BEGIN

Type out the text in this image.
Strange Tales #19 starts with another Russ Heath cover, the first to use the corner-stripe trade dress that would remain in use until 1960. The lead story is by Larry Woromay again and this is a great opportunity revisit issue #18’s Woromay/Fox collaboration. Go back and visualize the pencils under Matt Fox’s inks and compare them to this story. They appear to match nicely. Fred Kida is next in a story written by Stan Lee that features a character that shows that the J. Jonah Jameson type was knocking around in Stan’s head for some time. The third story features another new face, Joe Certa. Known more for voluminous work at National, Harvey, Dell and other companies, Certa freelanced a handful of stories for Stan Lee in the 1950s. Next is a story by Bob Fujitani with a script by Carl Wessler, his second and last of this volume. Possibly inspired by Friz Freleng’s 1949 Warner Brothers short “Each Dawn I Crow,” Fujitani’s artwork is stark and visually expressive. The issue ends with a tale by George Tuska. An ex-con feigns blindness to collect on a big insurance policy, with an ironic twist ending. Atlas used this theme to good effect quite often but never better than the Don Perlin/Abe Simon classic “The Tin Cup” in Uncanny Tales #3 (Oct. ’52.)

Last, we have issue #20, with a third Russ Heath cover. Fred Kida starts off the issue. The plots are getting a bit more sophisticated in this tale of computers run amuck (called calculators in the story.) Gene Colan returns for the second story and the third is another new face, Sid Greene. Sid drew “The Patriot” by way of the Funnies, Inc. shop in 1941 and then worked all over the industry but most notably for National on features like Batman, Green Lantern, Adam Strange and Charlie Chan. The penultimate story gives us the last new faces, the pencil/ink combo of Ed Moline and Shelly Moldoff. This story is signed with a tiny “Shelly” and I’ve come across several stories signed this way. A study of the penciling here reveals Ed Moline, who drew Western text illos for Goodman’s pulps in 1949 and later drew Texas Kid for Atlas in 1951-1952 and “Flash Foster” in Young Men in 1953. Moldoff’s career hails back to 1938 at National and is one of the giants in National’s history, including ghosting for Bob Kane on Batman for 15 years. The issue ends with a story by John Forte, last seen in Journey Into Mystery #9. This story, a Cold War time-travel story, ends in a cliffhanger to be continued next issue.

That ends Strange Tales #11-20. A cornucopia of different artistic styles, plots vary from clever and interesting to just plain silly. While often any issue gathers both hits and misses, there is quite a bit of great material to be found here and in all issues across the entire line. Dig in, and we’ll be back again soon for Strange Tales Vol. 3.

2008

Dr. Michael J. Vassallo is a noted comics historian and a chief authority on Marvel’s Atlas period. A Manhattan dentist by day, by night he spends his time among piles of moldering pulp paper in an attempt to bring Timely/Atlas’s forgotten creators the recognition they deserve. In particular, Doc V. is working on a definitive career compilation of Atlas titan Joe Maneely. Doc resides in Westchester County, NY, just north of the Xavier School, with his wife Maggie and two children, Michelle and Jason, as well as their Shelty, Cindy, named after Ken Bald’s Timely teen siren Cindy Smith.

END

● **PROMPT**
Return every record exactly as it was given.

● **RESPONSE BELOW**
Type out the text in this image.
Strange Tales #19 starts with another Russ Heath cover, the first to use the corner-stripe trade dress that would remain in use until 1960. The lead story is by Larry Woromay again and this is a great opportunity revisit issue #18’s Woromay/Fox collaboration. Go back and visualize the pencils under Matt Fox’s inks and compare them to this story. They appear to match nicely. Fred Kida is next in a story written by Stan Lee that features a character that shows that the J. Jonah Jameson type was knocking around in Stan’s head for some time. The third story features another new face, Joe Certa. Known more for voluminous work at National, Harvey, Dell and other companies, Certa freelanced a handful of stories for Stan Lee in the 1950s. Next is a story by Bob Fujitani with a script by Carl Wessler, his second and last of this volume. Possibly inspired by Friz Freleng’s 1949 Warner Brothers short “Each Dawn I Crow,” Fujitani’s artwork is stark and visually expressive. The issue ends with a tale by George Tuska. An ex-con feigns blindness to collect on a big insurance policy, with an ironic twist ending. Atlas used this theme to good effect quite often but never better than the Don Perlin/Abe Simon classic “The Tin Cup” in Uncanny Tales #3 (Oct. ’52.)

Last, we have issue #20, with a third Russ Heath cover. Fred Kida starts off the issue. The plots are getting a bit more sophisticated in this tale of computers run amuck (called calculators in the story.) Gene Colan returns for the second story and the third is another new face, Sid Greene. Sid drew “The Patriot” by way of the Funnies, Inc. shop in 1941 and then worked all over the industry but most notably for National on features like Batman, Green Lantern, Adam Strange and Charlie Chan. The penultimate story gives us the last new faces, the pencil/ink combo of Ed Moline and Shelly Moldoff. This story is signed with a tiny “Shelly” and I’ve come across several stories signed this way. A study of the penciling here reveals Ed Moline, who drew Western text illos for Goodman’s pulps in 1949 and later drew Texas Kid for Atlas in 1951-1952 and “Flash Foster” in Young Men in 1953. Moldoff’s career hails back to 1938 at National and is one of the giants in National’s history, including ghosting for Bob Kane on Batman for 15 years. The issue ends with a story by John Forte, last seen in Journey Into Mystery #9. This story, a Cold War time-travel story, ends in a cliffhanger to be continued next issue.

That ends Strange Tales #11-20. A cornucopia of different artistic styles, plots vary from clever and interesting to just plain silly. While often any issue gathers both hits and misses, there is quite a bit of great material to be found here and in all issues across the entire line. Dig in, and we’ll be back again soon for Strange Tales Vol. 3.

2008

Dr. Michael J. Vassallo is a noted comics historian and a chief authority on Marvel’s Atlas period. A Manhattan dentist by day, by night he spends his time among piles of moldering pulp paper in an attempt to bring Timely/Atlas’s forgotten creators the recognition they deserve. In particular, Doc V. is working on a definitive career compilation of Atlas titan Joe Maneely. Doc resides in Westchester County, NY, just north of the Xavier School, with his wife Maggie and two children, Michelle and Jason, as well as their Shelty, Cindy, named after Ken Bald’s Timely teen siren Cindy Smith.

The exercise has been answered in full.